*DIRECTIONS:* For the material that follows, list every line containing the word "print".

══════

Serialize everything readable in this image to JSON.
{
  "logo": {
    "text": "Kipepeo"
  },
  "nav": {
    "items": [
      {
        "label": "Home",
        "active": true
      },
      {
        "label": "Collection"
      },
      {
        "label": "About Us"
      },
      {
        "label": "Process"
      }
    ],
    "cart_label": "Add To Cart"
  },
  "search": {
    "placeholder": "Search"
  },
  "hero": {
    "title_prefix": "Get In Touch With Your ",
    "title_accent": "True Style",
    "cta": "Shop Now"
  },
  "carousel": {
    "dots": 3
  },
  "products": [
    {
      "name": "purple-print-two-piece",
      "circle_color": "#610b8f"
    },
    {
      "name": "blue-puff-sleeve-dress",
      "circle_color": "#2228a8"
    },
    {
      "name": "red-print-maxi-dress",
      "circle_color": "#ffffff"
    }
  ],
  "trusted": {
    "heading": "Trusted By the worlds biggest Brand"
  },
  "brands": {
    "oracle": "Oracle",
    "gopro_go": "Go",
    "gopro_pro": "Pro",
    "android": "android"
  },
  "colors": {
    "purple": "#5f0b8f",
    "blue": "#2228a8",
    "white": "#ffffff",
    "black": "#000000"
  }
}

══════

*OUTPUT FOR THIS EXERCISE:*
      "name": "purple-print-two-piece",
      "name": "red-print-maxi-dress",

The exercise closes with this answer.